◆ Short task ◆
Omitting all pictures, print the lines of the listing from the one containing "What text is on this page?" through the final line, both ends included, with no other text.

◆ Records for the task ◆
-----
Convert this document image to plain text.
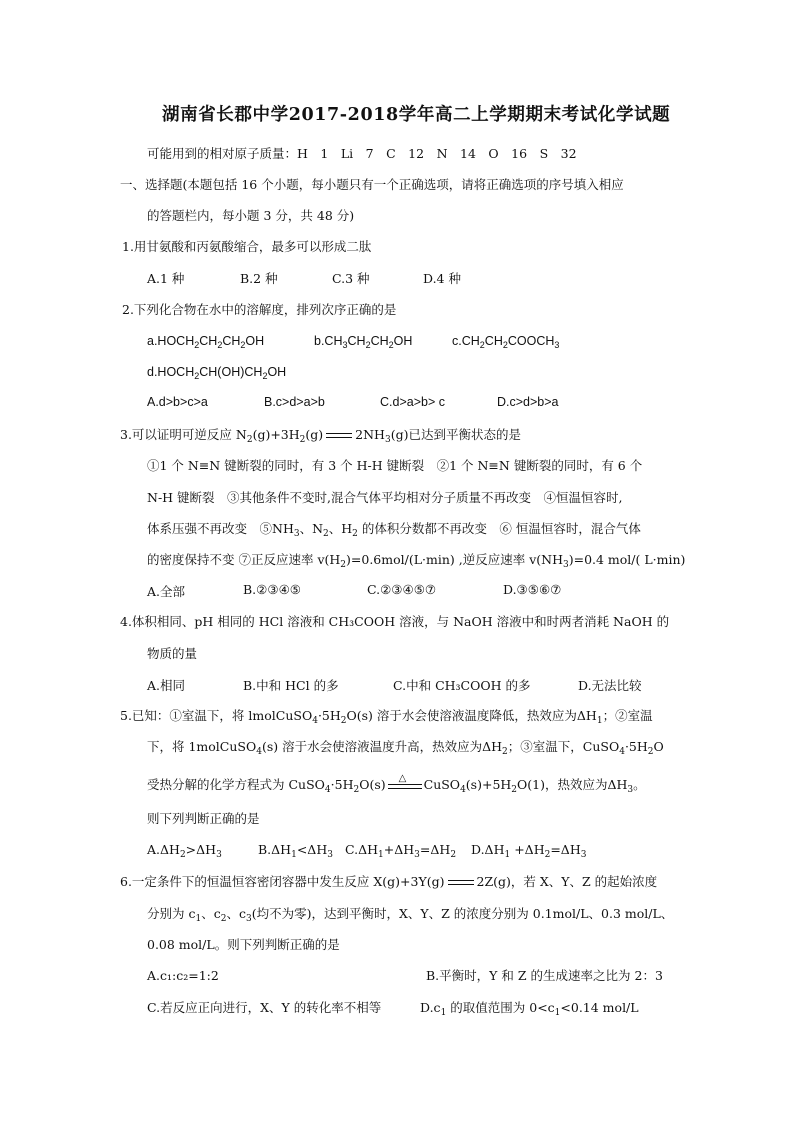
湖南省长郡中学2017-2018学年高二上学期期末考试化学试题
可能用到的相对原子质量：H　1　Li　7　C　12　N　14　O　16　S　32
一、选择题(本题包括 16 个小题，每小题只有一个正确选项，请将正确选项的序号填入相应
的答题栏内，每小题 3 分，共 48 分)
1.用甘氨酸和丙氨酸缩合，最多可以形成二肽
A.1 种	B.2 种	C.3 种	D.4 种
2.下列化合物在水中的溶解度，排列次序正确的是
$a.HOCH_2CH_2CH_2OH$	$b.CH_3CH_2CH_2OH$	$c.CH_2CH_2COOCH_3$
$d.HOCH_2CH(OH)CH_2OH$
A.d>b>c>a	B.c>d>a>b	C.d>a>b> c	D.c>d>b>a
3.可以证明可逆反应 $N_2(g)+3H_2(g)$	$2NH_3(g)$已达到平衡状态的是
①1 个 N≡N 键断裂的同时，有 3 个 H-H 键断裂　②1 个 N≡N 键断裂的同时，有 6 个
N-H 键断裂　③其他条件不变时,混合气体平均相对分子质量不再改变　④恒温恒容时,
体系压强不再改变　$⑤NH_3$、$N_2$、$H_2$ 的体积分数都不再改变　⑥ 恒温恒容时，混合气体
的密度保持不变 ⑦正反应速率 $v(H_2)=0.6mol/(L\cdot\min)$ ,逆反应速率 $v(NH_3)=0.4$ mol/( L·min)
A.全部	B.②③④⑤	C.②③④⑤⑦	D.③⑤⑥⑦
4.体积相同、pH 相同的 HCl 溶液和 CH₃COOH 溶液，与 NaOH 溶液中和时两者消耗 NaOH 的
物质的量
A.相同	B.中和 HCl 的多	C.中和 CH₃COOH 的多	D.无法比较
5.已知：①室温下，将 $lmolCuSO_4\cdot 5H_2O(s)$ 溶于水会使溶液温度降低，热效应为$\Delta H_1$；②室温
下，将 1molCuSO$_4$(s) 溶于水会使溶液温度升高，热效应为$\Delta H_2$；③室温下，$CuSO_4\cdot 5H_2O$
受热分解的化学方程式为 $CuSO_4\cdot 5H_2O(s)$ △ $CuSO_4(s)+5H_2O(1)$，热效应为$\Delta H_3$。
则下列判断正确的是
$A.\Delta H_2>\Delta H_3$	$B.\Delta H_1<\Delta H_3$ $C.\Delta H_1+\Delta H_3=\Delta H_2$ $D.\Delta H_1 +\Delta H_2=\Delta H_3$
6.一定条件下的恒温恒容密闭容器中发生反应 X(g)+3Y(g)	2Z(g)，若 X、Y、Z 的起始浓度
分别为 $c_1$、$c_2$、$c_3$(均不为零)，达到平衡时，X、Y、Z 的浓度分别为 0.1mol/L、0.3 mol/L、
0.08 mol/L。则下列判断正确的是
A.c₁:c₂=1:2	B.平衡时，Y 和 Z 的生成速率之比为 2：3
C.若反应正向进行，X、Y 的转化率不相等	$D.c_1$ 的取值范围为 $0<c_1<0.14$ mol/L
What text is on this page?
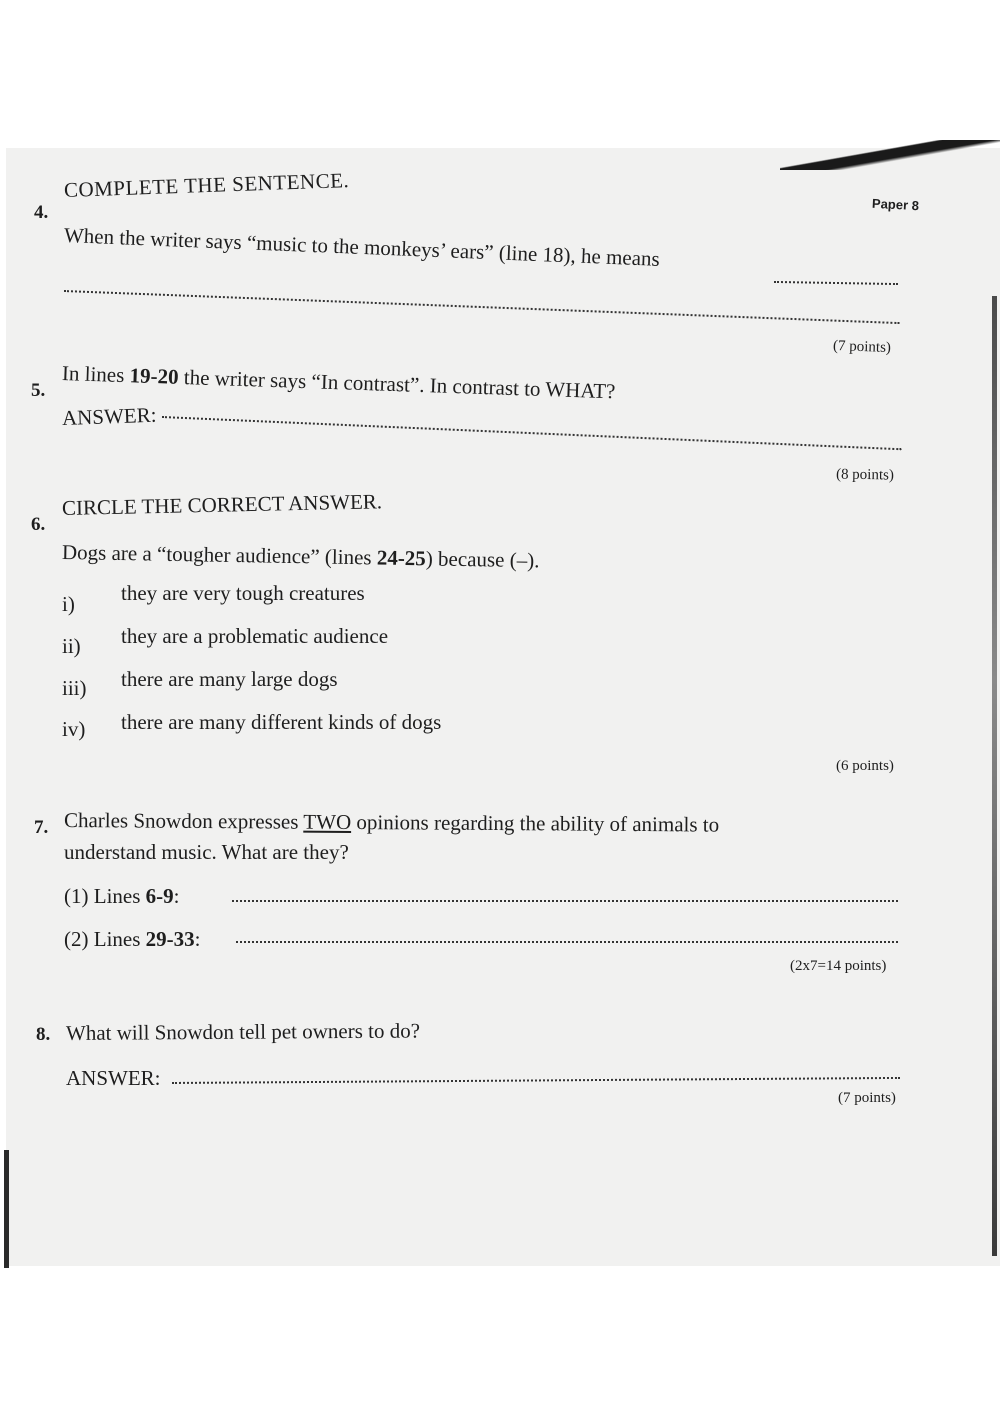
Paper 8
4.
COMPLETE THE SENTENCE.
When the writer says “music to the monkeys’ ears” (line 18), he means
(7 points)
5.
In lines 19-20 the writer says “In contrast”. In contrast to WHAT?
ANSWER:
(8 points)
6.
CIRCLE THE CORRECT ANSWER.
Dogs are a “tougher audience” (lines 24-25) because (–).
i) they are very tough creatures
ii) they are a problematic audience
iii) there are many large dogs
iv) there are many different kinds of dogs
(6 points)
7. Charles Snowdon expresses TWO opinions regarding the ability of animals to
understand music. What are they?
(1) Lines 6-9:
(2) Lines 29-33:
(2x7=14 points)
8. What will Snowdon tell pet owners to do?
ANSWER:
(7 points)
-----
◆ Exercise result ◆
What text is on this page?
Paper 8
4.
COMPLETE THE SENTENCE.
When the writer says “music to the monkeys’ ears” (line 18), he means
(7 points)
5.
In lines 19-20 the writer says “In contrast”. In contrast to WHAT?
ANSWER:
(8 points)
6.
CIRCLE THE CORRECT ANSWER.
Dogs are a “tougher audience” (lines 24-25) because (–).
i) they are very tough creatures
ii) they are a problematic audience
iii) there are many large dogs
iv) there are many different kinds of dogs
(6 points)
7. Charles Snowdon expresses TWO opinions regarding the ability of animals to
understand music. What are they?
(1) Lines 6-9:
(2) Lines 29-33:
(2x7=14 points)
8. What will Snowdon tell pet owners to do?
ANSWER:
(7 points)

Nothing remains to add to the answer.